Begin
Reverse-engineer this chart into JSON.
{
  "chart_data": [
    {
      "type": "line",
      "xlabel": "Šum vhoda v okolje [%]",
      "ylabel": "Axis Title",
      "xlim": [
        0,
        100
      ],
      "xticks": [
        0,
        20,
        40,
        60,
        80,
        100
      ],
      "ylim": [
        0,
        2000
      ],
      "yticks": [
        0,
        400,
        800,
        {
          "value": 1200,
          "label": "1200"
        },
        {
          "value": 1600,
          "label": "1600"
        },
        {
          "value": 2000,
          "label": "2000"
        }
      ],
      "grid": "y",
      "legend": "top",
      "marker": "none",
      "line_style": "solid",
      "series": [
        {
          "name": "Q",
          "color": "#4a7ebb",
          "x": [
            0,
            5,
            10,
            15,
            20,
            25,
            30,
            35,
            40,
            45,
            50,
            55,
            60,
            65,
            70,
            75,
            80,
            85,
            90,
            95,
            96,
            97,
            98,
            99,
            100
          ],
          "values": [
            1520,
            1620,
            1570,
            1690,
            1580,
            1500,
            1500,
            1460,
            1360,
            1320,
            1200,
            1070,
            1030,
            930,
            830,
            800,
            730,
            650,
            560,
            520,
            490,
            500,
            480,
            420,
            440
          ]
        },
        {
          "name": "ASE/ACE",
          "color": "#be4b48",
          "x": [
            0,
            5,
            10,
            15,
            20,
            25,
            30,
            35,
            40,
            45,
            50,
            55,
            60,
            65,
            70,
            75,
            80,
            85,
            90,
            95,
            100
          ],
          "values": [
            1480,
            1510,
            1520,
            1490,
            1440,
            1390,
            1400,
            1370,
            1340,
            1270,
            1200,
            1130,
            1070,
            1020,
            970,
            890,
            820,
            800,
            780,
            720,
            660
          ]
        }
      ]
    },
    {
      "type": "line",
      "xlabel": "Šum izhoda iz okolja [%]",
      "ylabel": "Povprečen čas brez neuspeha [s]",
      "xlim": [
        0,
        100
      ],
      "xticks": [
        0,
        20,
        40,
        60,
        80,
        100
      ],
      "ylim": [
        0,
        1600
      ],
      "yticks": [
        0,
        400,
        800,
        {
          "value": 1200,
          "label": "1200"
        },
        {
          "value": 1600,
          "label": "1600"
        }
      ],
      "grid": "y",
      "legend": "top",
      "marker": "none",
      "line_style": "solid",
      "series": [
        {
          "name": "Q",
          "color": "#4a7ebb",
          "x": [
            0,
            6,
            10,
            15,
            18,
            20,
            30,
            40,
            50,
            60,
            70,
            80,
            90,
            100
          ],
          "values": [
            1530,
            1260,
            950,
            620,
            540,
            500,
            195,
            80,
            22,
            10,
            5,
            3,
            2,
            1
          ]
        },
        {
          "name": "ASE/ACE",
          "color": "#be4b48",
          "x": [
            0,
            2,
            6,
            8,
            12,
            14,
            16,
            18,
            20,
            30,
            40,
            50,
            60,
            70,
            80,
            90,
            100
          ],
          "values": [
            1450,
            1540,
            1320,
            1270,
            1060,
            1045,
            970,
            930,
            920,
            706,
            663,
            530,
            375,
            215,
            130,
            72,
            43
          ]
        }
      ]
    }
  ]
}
End
• [Directions]:
Repeat every line of the data, exactly and in full.

• [Response to the task]:
Reverse-engineer this chart into JSON.
{
  "chart_data": [
    {
      "type": "line",
      "xlabel": "Šum vhoda v okolje [%]",
      "ylabel": "Axis Title",
      "xlim": [
        0,
        100
      ],
      "xticks": [
        0,
        20,
        40,
        60,
        80,
        100
      ],
      "ylim": [
        0,
        2000
      ],
      "yticks": [
        0,
        400,
        800,
        {
          "value": 1200,
          "label": "1200"
        },
        {
          "value": 1600,
          "label": "1600"
        },
        {
          "value": 2000,
          "label": "2000"
        }
      ],
      "grid": "y",
      "legend": "top",
      "marker": "none",
      "line_style": "solid",
      "series": [
        {
          "name": "Q",
          "color": "#4a7ebb",
          "x": [
            0,
            5,
            10,
            15,
            20,
            25,
            30,
            35,
            40,
            45,
            50,
            55,
            60,
            65,
            70,
            75,
            80,
            85,
            90,
            95,
            96,
            97,
            98,
            99,
            100
          ],
          "values": [
            1520,
            1620,
            1570,
            1690,
            1580,
            1500,
            1500,
            1460,
            1360,
            1320,
            1200,
            1070,
            1030,
            930,
            830,
            800,
            730,
            650,
            560,
            520,
            490,
            500,
            480,
            420,
            440
          ]
        },
        {
          "name": "ASE/ACE",
          "color": "#be4b48",
          "x": [
            0,
            5,
            10,
            15,
            20,
            25,
            30,
            35,
            40,
            45,
            50,
            55,
            60,
            65,
            70,
            75,
            80,
            85,
            90,
            95,
            100
          ],
          "values": [
            1480,
            1510,
            1520,
            1490,
            1440,
            1390,
            1400,
            1370,
            1340,
            1270,
            1200,
            1130,
            1070,
            1020,
            970,
            890,
            820,
            800,
            780,
            720,
            660
          ]
        }
      ]
    },
    {
      "type": "line",
      "xlabel": "Šum izhoda iz okolja [%]",
      "ylabel": "Povprečen čas brez neuspeha [s]",
      "xlim": [
        0,
        100
      ],
      "xticks": [
        0,
        20,
        40,
        60,
        80,
        100
      ],
      "ylim": [
        0,
        1600
      ],
      "yticks": [
        0,
        400,
        800,
        {
          "value": 1200,
          "label": "1200"
        },
        {
          "value": 1600,
          "label": "1600"
        }
      ],
      "grid": "y",
      "legend": "top",
      "marker": "none",
      "line_style": "solid",
      "series": [
        {
          "name": "Q",
          "color": "#4a7ebb",
          "x": [
            0,
            6,
            10,
            15,
            18,
            20,
            30,
            40,
            50,
            60,
            70,
            80,
            90,
            100
          ],
          "values": [
            1530,
            1260,
            950,
            620,
            540,
            500,
            195,
            80,
            22,
            10,
            5,
            3,
            2,
            1
          ]
        },
        {
          "name": "ASE/ACE",
          "color": "#be4b48",
          "x": [
            0,
            2,
            6,
            8,
            12,
            14,
            16,
            18,
            20,
            30,
            40,
            50,
            60,
            70,
            80,
            90,
            100
          ],
          "values": [
            1450,
            1540,
            1320,
            1270,
            1060,
            1045,
            970,
            930,
            920,
            706,
            663,
            530,
            375,
            215,
            130,
            72,
            43
          ]
        }
      ]
    }
  ]
}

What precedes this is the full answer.